• [Task objective] Extract all lines that hold "help" from the records below.

▶

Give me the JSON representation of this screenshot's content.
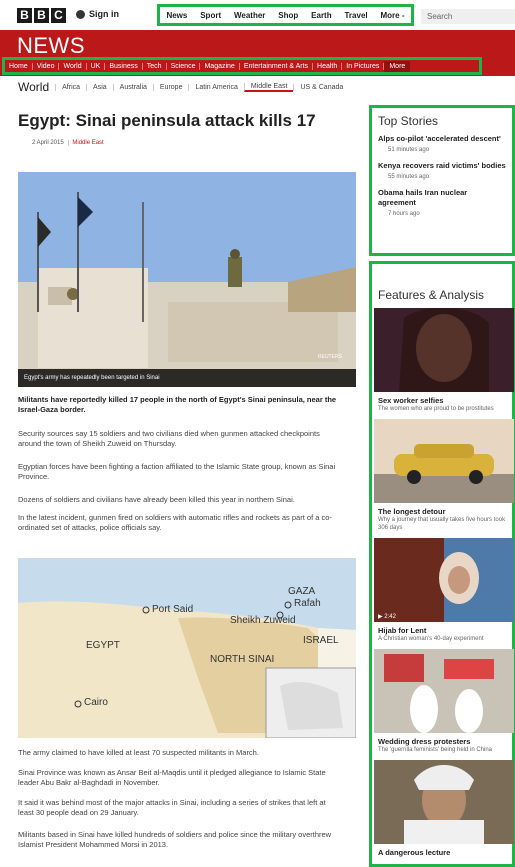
{
  "global_nav": {
    "logo_letters": [
      "B",
      "B",
      "C"
    ],
    "sign_in": "Sign in",
    "links": [
      "News",
      "Sport",
      "Weather",
      "Shop",
      "Earth",
      "Travel",
      "More -"
    ],
    "search_placeholder": "Search"
  },
  "news_bar": {
    "title": "NEWS",
    "sections": [
      "Home",
      "Video",
      "World",
      "UK",
      "Business",
      "Tech",
      "Science",
      "Magazine",
      "Entertainment & Arts",
      "Health",
      "In Pictures",
      "More"
    ]
  },
  "sub_nav": {
    "current": "World",
    "items": [
      "Africa",
      "Asia",
      "Australia",
      "Europe",
      "Latin America",
      "Middle East",
      "US & Canada"
    ]
  },
  "article": {
    "headline": "Egypt: Sinai peninsula attack kills 17",
    "date": "2 April 2015",
    "section": "Middle East",
    "image_caption": "Egypt's army has repeatedly been targeted in Sinai",
    "image_credit": "REUTERS",
    "paragraphs": [
      "Militants have reportedly killed 17 people in the north of Egypt's Sinai peninsula, near the Israel-Gaza border.",
      "Security sources say 15 soldiers and two civilians died when gunmen attacked checkpoints around the town of Sheikh Zuweid on Thursday.",
      "Egyptian forces have been fighting a faction affiliated to the Islamic State group, known as Sinai Province.",
      "Dozens of soldiers and civilians have already been killed this year in northern Sinai.",
      "In the latest incident, gunmen fired on soldiers with automatic rifles and rockets as part of a co-ordinated set of attacks, police officials say.",
      "The army claimed to have killed at least 70 suspected militants in March.",
      "Sinai Province was known as Ansar Beit al-Maqdis until it pledged allegiance to Islamic State leader Abu Bakr al-Baghdadi in November.",
      "It said it was behind most of the major attacks in Sinai, including a series of strikes that left at least 30 people dead on 29 January.",
      "Militants based in Sinai have killed hundreds of soldiers and police since the military overthrew Islamist President Mohammed Morsi in 2013."
    ],
    "map_labels": {
      "gaza": "GAZA",
      "rafah": "Rafah",
      "port_said": "Port Said",
      "sheikh_zuweid": "Sheikh Zuweid",
      "egypt": "EGYPT",
      "israel": "ISRAEL",
      "north_sinai": "NORTH SINAI",
      "cairo": "Cairo"
    }
  },
  "top_stories": {
    "title": "Top Stories",
    "items": [
      {
        "title": "Alps co-pilot 'accelerated descent'",
        "time": "51 minutes ago"
      },
      {
        "title": "Kenya recovers raid victims' bodies",
        "time": "55 minutes ago"
      },
      {
        "title": "Obama hails Iran nuclear agreement",
        "time": "7 hours ago"
      }
    ]
  },
  "features": {
    "title": "Features & Analysis",
    "items": [
      {
        "title": "Sex worker selfies",
        "subtitle": "The women who are proud to be prostitutes"
      },
      {
        "title": "The longest detour",
        "subtitle": "Why a journey that usually takes five hours took 306 days"
      },
      {
        "title": "Hijab for Lent",
        "subtitle": "A Christian woman's 40-day experiment",
        "video_duration": "2:42"
      },
      {
        "title": "Wedding dress protesters",
        "subtitle": "The 'guerrilla feminists' being held in China"
      },
      {
        "title": "A dangerous lecture",
        "subtitle": ""
      }
    ]
  },
  "colors": {
    "brand_red": "#bb1919",
    "highlight_green": "#1fb34a"
  }
}
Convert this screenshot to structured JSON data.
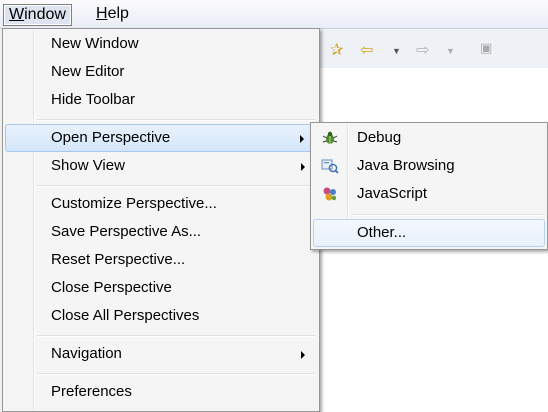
{
  "menubar": {
    "window": {
      "mnemonic": "W",
      "rest": "indow"
    },
    "help": {
      "mnemonic": "H",
      "rest": "elp"
    }
  },
  "toolbar": {
    "icons": [
      "pin-icon",
      "back-arrow-icon",
      "dropdown-icon",
      "forward-arrow-icon",
      "dropdown-icon",
      "restore-icon"
    ]
  },
  "window_menu": {
    "items": [
      {
        "label": "New Window"
      },
      {
        "label": "New Editor"
      },
      {
        "label": "Hide Toolbar"
      },
      {
        "label": "Open Perspective",
        "submenu": true
      },
      {
        "label": "Show View",
        "submenu": true
      },
      {
        "label": "Customize Perspective..."
      },
      {
        "label": "Save Perspective As..."
      },
      {
        "label": "Reset Perspective..."
      },
      {
        "label": "Close Perspective"
      },
      {
        "label": "Close All Perspectives"
      },
      {
        "label": "Navigation",
        "submenu": true
      },
      {
        "label": "Preferences"
      }
    ]
  },
  "open_perspective_submenu": {
    "items": [
      {
        "label": "Debug",
        "icon": "bug-icon"
      },
      {
        "label": "Java Browsing",
        "icon": "java-browsing-icon"
      },
      {
        "label": "JavaScript",
        "icon": "javascript-icon"
      },
      {
        "label": "Other..."
      }
    ]
  },
  "colors": {
    "highlight": "#d4e6fb",
    "menu_bg": "#f5f5f5",
    "menubar_bg": "#e9edf5"
  }
}
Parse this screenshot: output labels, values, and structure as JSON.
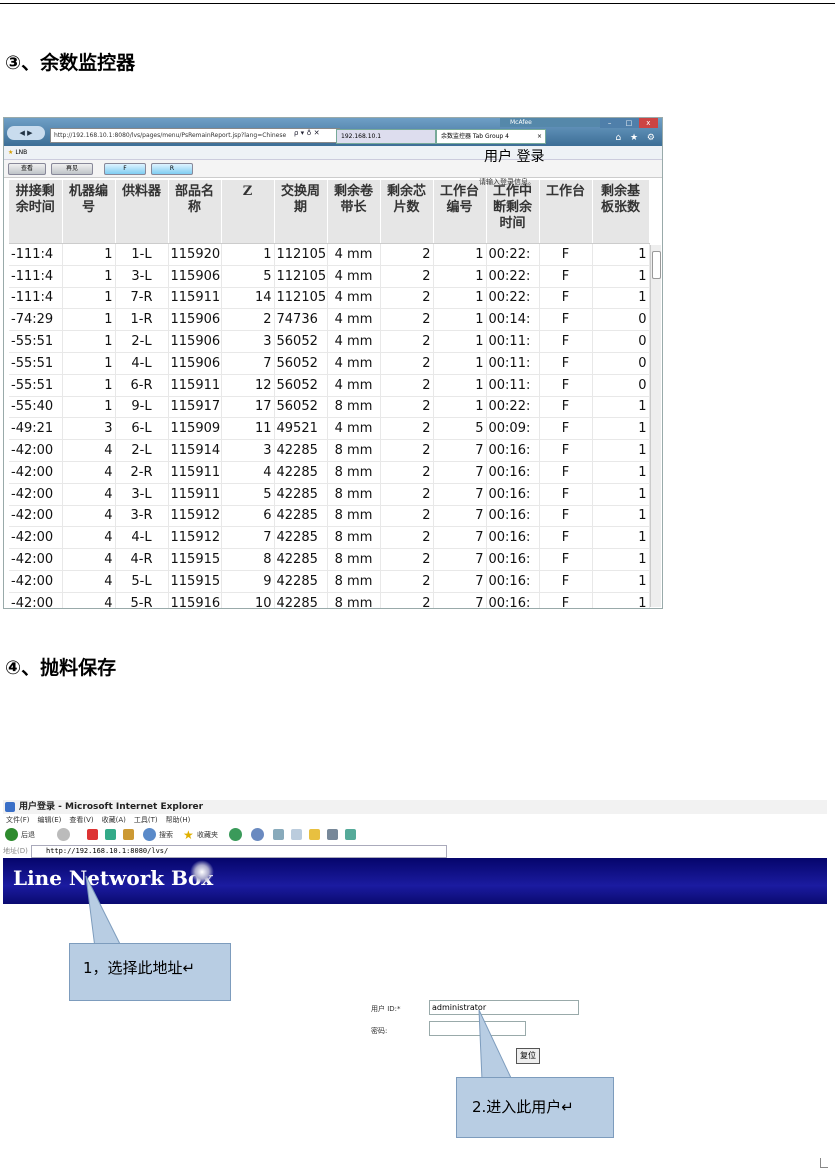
{
  "section3": {
    "heading": "③、余数监控器"
  },
  "section4": {
    "heading": "④、抛料保存"
  },
  "ie9": {
    "nav_label": "◀ ▶",
    "address": "http://192.168.10.1:8080/lvs/pages/menu/PsRemainReport.jsp?lang=Chinese",
    "address_controls": "ρ ▾ ♁ ✕",
    "tab1": "192.168.10.1",
    "tab2": "余数监控器 Tab Group 4",
    "tab_close": "×",
    "user": "McAfee",
    "favorites": "LNB",
    "icons": "⌂ ★ ⚙",
    "win_controls": {
      "min": "–",
      "max": "□",
      "close": "x"
    },
    "buttons": [
      "查看",
      "再见",
      "F",
      "R"
    ],
    "table": {
      "headers": [
        [
          "拼接剩",
          "余时间"
        ],
        [
          "机器编",
          "号"
        ],
        [
          "供料器"
        ],
        [
          "部品名",
          "称"
        ],
        [
          "Z"
        ],
        [
          "交换周",
          "期"
        ],
        [
          "剩余卷",
          "带长"
        ],
        [
          "剩余芯",
          "片数"
        ],
        [
          "工作台",
          "编号"
        ],
        [
          "工作中",
          "断剩余",
          "时间"
        ],
        [
          "工作台"
        ],
        [
          "剩余基",
          "板张数"
        ]
      ],
      "rows": [
        [
          "-111:4",
          "1",
          "1-L",
          "115920",
          "1",
          "112105",
          "4 mm",
          "2",
          "1",
          "00:22:",
          "F",
          "1"
        ],
        [
          "-111:4",
          "1",
          "3-L",
          "115906",
          "5",
          "112105",
          "4 mm",
          "2",
          "1",
          "00:22:",
          "F",
          "1"
        ],
        [
          "-111:4",
          "1",
          "7-R",
          "115911",
          "14",
          "112105",
          "4 mm",
          "2",
          "1",
          "00:22:",
          "F",
          "1"
        ],
        [
          "-74:29",
          "1",
          "1-R",
          "115906",
          "2",
          "74736",
          "4 mm",
          "2",
          "1",
          "00:14:",
          "F",
          "0"
        ],
        [
          "-55:51",
          "1",
          "2-L",
          "115906",
          "3",
          "56052",
          "4 mm",
          "2",
          "1",
          "00:11:",
          "F",
          "0"
        ],
        [
          "-55:51",
          "1",
          "4-L",
          "115906",
          "7",
          "56052",
          "4 mm",
          "2",
          "1",
          "00:11:",
          "F",
          "0"
        ],
        [
          "-55:51",
          "1",
          "6-R",
          "115911",
          "12",
          "56052",
          "4 mm",
          "2",
          "1",
          "00:11:",
          "F",
          "0"
        ],
        [
          "-55:40",
          "1",
          "9-L",
          "115917",
          "17",
          "56052",
          "8 mm",
          "2",
          "1",
          "00:22:",
          "F",
          "1"
        ],
        [
          "-49:21",
          "3",
          "6-L",
          "115909",
          "11",
          "49521",
          "4 mm",
          "2",
          "5",
          "00:09:",
          "F",
          "1"
        ],
        [
          "-42:00",
          "4",
          "2-L",
          "115914",
          "3",
          "42285",
          "8 mm",
          "2",
          "7",
          "00:16:",
          "F",
          "1"
        ],
        [
          "-42:00",
          "4",
          "2-R",
          "115911",
          "4",
          "42285",
          "8 mm",
          "2",
          "7",
          "00:16:",
          "F",
          "1"
        ],
        [
          "-42:00",
          "4",
          "3-L",
          "115911",
          "5",
          "42285",
          "8 mm",
          "2",
          "7",
          "00:16:",
          "F",
          "1"
        ],
        [
          "-42:00",
          "4",
          "3-R",
          "115912",
          "6",
          "42285",
          "8 mm",
          "2",
          "7",
          "00:16:",
          "F",
          "1"
        ],
        [
          "-42:00",
          "4",
          "4-L",
          "115912",
          "7",
          "42285",
          "8 mm",
          "2",
          "7",
          "00:16:",
          "F",
          "1"
        ],
        [
          "-42:00",
          "4",
          "4-R",
          "115915",
          "8",
          "42285",
          "8 mm",
          "2",
          "7",
          "00:16:",
          "F",
          "1"
        ],
        [
          "-42:00",
          "4",
          "5-L",
          "115915",
          "9",
          "42285",
          "8 mm",
          "2",
          "7",
          "00:16:",
          "F",
          "1"
        ],
        [
          "-42:00",
          "4",
          "5-R",
          "115916",
          "10",
          "42285",
          "8 mm",
          "2",
          "7",
          "00:16:",
          "F",
          "1"
        ]
      ]
    }
  },
  "ie6": {
    "title": "用户登录 - Microsoft Internet Explorer",
    "menu": [
      "文件(F)",
      "编辑(E)",
      "查看(V)",
      "收藏(A)",
      "工具(T)",
      "帮助(H)"
    ],
    "toolbar": {
      "back": "后退",
      "search": "搜索",
      "favorites": "收藏夹"
    },
    "address_label": "地址(D)",
    "address": "http://192.168.10.1:8080/lvs/",
    "banner_title": "Line Network Box",
    "login": {
      "title": "用户 登录",
      "subtitle": "请输入登录信息。",
      "user_label": "用户 ID:*",
      "user_value": "administrator",
      "password_label": "密码:",
      "reset_button": "复位"
    },
    "callout1": "1，选择此地址↵",
    "callout2": "2.进入此用户↵"
  }
}
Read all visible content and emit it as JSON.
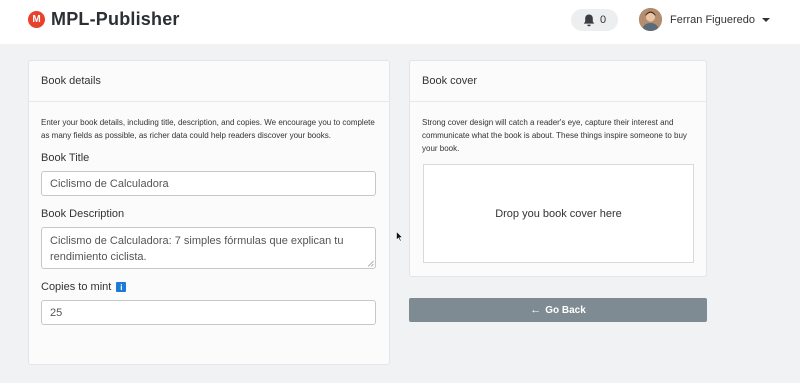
{
  "app": {
    "name": "MPL-Publisher",
    "logo_letter": "M",
    "brand_color": "#e8412c"
  },
  "navbar": {
    "notification_count": "0",
    "user_name": "Ferran Figueredo"
  },
  "book_details": {
    "header": "Book details",
    "intro": "Enter your book details, including title, description, and copies. We encourage you to complete as many fields as possible, as richer data could help readers discover your books.",
    "title_label": "Book Title",
    "title_value": "Ciclismo de Calculadora",
    "description_label": "Book Description",
    "description_value": "Ciclismo de Calculadora: 7 simples fórmulas que explican tu rendimiento ciclista.",
    "copies_label": "Copies to mint",
    "copies_value": "25",
    "info_icon_glyph": "i"
  },
  "book_cover": {
    "header": "Book cover",
    "intro": "Strong cover design will catch a reader's eye, capture their interest and communicate what the book is about. These things inspire someone to buy your book.",
    "dropzone_text": "Drop you book cover here"
  },
  "actions": {
    "back_arrow": "←",
    "back_label": "Go Back",
    "back_color": "#7f8b93"
  },
  "icons": [
    "logo-icon",
    "bell-icon",
    "avatar",
    "caret-down-icon",
    "info-icon",
    "arrow-left-icon",
    "mouse-cursor-icon",
    "resize-handle-icon"
  ]
}
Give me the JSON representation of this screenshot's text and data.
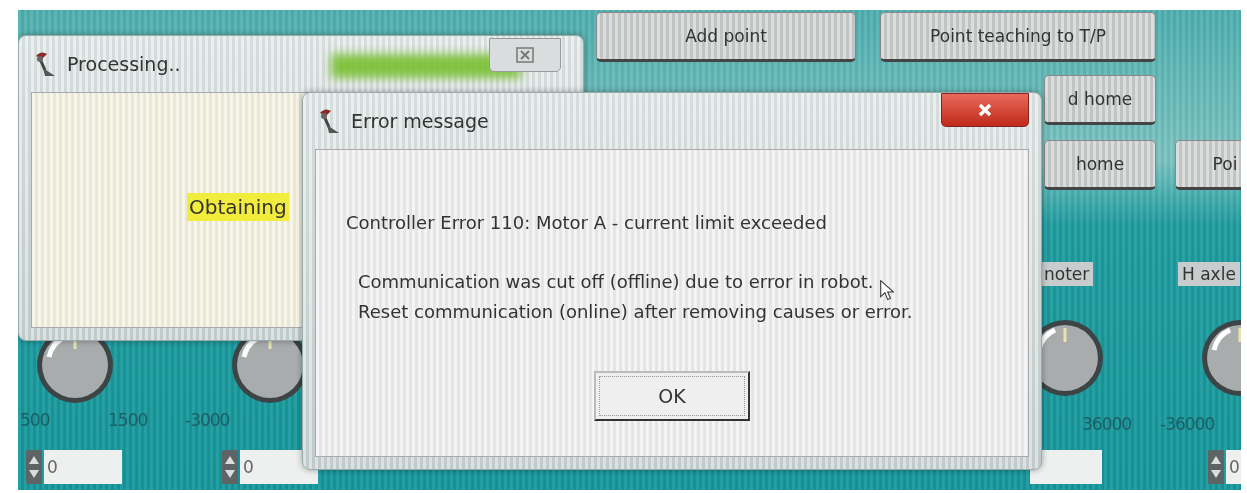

◀

• [Response]
    "help": {
    "intro": "Enter your book details, including title, description, and copies. We encourage you to complete as many fields as possible, as richer data could help readers discover your books.",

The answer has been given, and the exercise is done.